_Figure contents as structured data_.
>>
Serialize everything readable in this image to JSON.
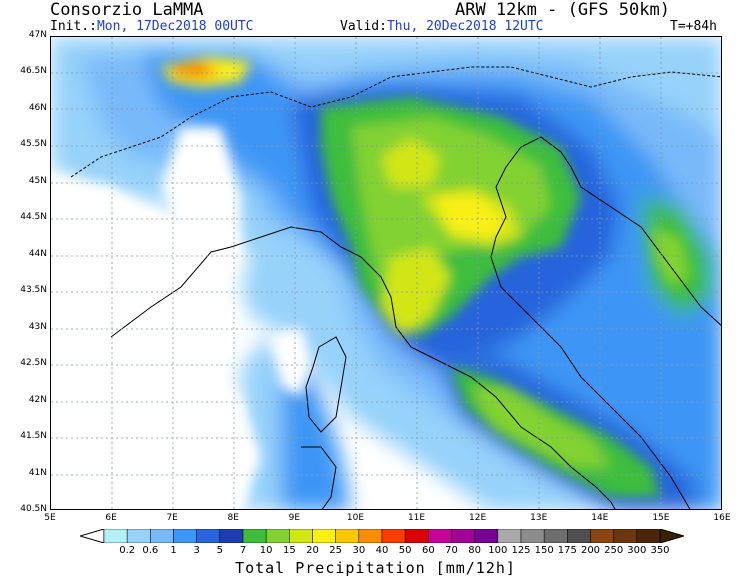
{
  "header": {
    "title_left": "Consorzio LaMMA",
    "title_right": "ARW 12km - (GFS 50km)",
    "init_label": "Init.:",
    "init_value": "Mon, 17Dec2018 00UTC",
    "valid_label": "Valid:",
    "valid_value": "Thu, 20Dec2018 12UTC",
    "lead_time": "T=+84h"
  },
  "map": {
    "lat_labels": [
      "47N",
      "46.5N",
      "46N",
      "45.5N",
      "45N",
      "44.5N",
      "44N",
      "43.5N",
      "43N",
      "42.5N",
      "42N",
      "41.5N",
      "41N",
      "40.5N"
    ],
    "lon_labels": [
      "5E",
      "6E",
      "7E",
      "8E",
      "9E",
      "10E",
      "11E",
      "12E",
      "13E",
      "14E",
      "15E",
      "16E"
    ],
    "gridlines": "dotted",
    "background_colors": {
      "land_nodata": "#ffffff",
      "sea": "#ffffff"
    }
  },
  "colorbar": {
    "title": "Total Precipitation [mm/12h]",
    "labels": [
      "0.2",
      "0.6",
      "1",
      "3",
      "5",
      "7",
      "10",
      "15",
      "20",
      "25",
      "30",
      "40",
      "50",
      "60",
      "70",
      "80",
      "100",
      "125",
      "150",
      "175",
      "200",
      "250",
      "300",
      "350"
    ],
    "colors": [
      "#b4f0fa",
      "#96d2fa",
      "#78b9fa",
      "#3c96f5",
      "#2864dc",
      "#1e3cb4",
      "#3cbe3c",
      "#82d232",
      "#d2e614",
      "#faf014",
      "#fac800",
      "#fa8c00",
      "#fa3c00",
      "#dc0000",
      "#c8009b",
      "#a00096",
      "#780096",
      "#aaaaaa",
      "#8c8c8c",
      "#6e6e6e",
      "#505050",
      "#8b4513",
      "#6b3510",
      "#4a250b"
    ]
  }
}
<<
_Work to be completed_.
Output a faithful copy of the data, with each picture left out.

_Task output_.
Serialize everything readable in this image to JSON.
{
  "header": {
    "title_left": "Consorzio LaMMA",
    "title_right": "ARW 12km - (GFS 50km)",
    "init_label": "Init.:",
    "init_value": "Mon, 17Dec2018 00UTC",
    "valid_label": "Valid:",
    "valid_value": "Thu, 20Dec2018 12UTC",
    "lead_time": "T=+84h"
  },
  "map": {
    "lat_labels": [
      "47N",
      "46.5N",
      "46N",
      "45.5N",
      "45N",
      "44.5N",
      "44N",
      "43.5N",
      "43N",
      "42.5N",
      "42N",
      "41.5N",
      "41N",
      "40.5N"
    ],
    "lon_labels": [
      "5E",
      "6E",
      "7E",
      "8E",
      "9E",
      "10E",
      "11E",
      "12E",
      "13E",
      "14E",
      "15E",
      "16E"
    ],
    "gridlines": "dotted",
    "background_colors": {
      "land_nodata": "#ffffff",
      "sea": "#ffffff"
    }
  },
  "colorbar": {
    "title": "Total Precipitation [mm/12h]",
    "labels": [
      "0.2",
      "0.6",
      "1",
      "3",
      "5",
      "7",
      "10",
      "15",
      "20",
      "25",
      "30",
      "40",
      "50",
      "60",
      "70",
      "80",
      "100",
      "125",
      "150",
      "175",
      "200",
      "250",
      "300",
      "350"
    ],
    "colors": [
      "#b4f0fa",
      "#96d2fa",
      "#78b9fa",
      "#3c96f5",
      "#2864dc",
      "#1e3cb4",
      "#3cbe3c",
      "#82d232",
      "#d2e614",
      "#faf014",
      "#fac800",
      "#fa8c00",
      "#fa3c00",
      "#dc0000",
      "#c8009b",
      "#a00096",
      "#780096",
      "#aaaaaa",
      "#8c8c8c",
      "#6e6e6e",
      "#505050",
      "#8b4513",
      "#6b3510",
      "#4a250b"
    ]
  }
}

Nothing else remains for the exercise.